Task to complete:
Set every record down verbatim and omit the pictures.

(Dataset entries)
========
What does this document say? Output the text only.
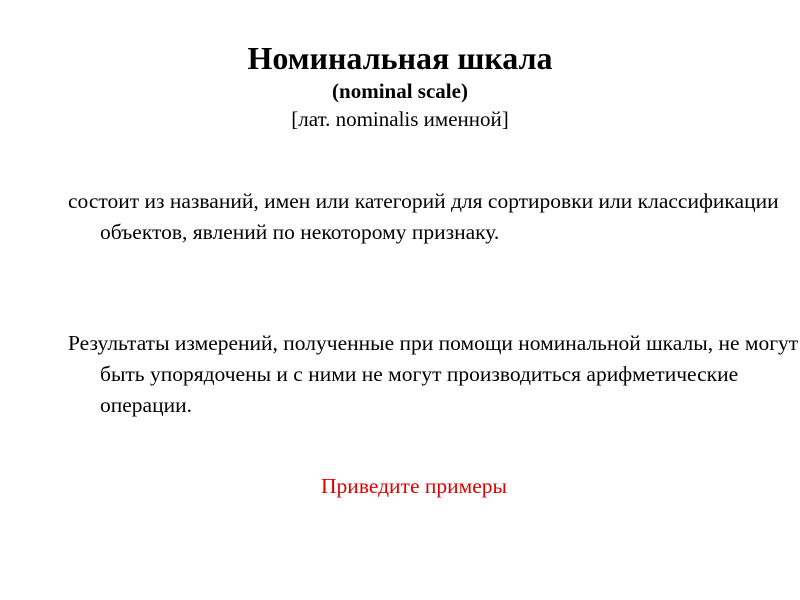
Номинальная шкала
(nominal scale)
[лат. nominalis именной]

состоит из названий, имен или категорий для сортировки или классификации объектов, явлений по некоторому признаку.

Результаты измерений, полученные при помощи номинальной шкалы, не могут быть упорядочены и с ними не могут производиться арифметические операции.

Приведите примеры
========
Response:
What does this document say? Output the text only.
Номинальная шкала
(nominal scale)
[лат. nominalis именной]

состоит из названий, имен или категорий для сортировки или классификации объектов, явлений по некоторому признаку.

Результаты измерений, полученные при помощи номинальной шкалы, не могут быть упорядочены и с ними не могут производиться арифметические операции.

Приведите примеры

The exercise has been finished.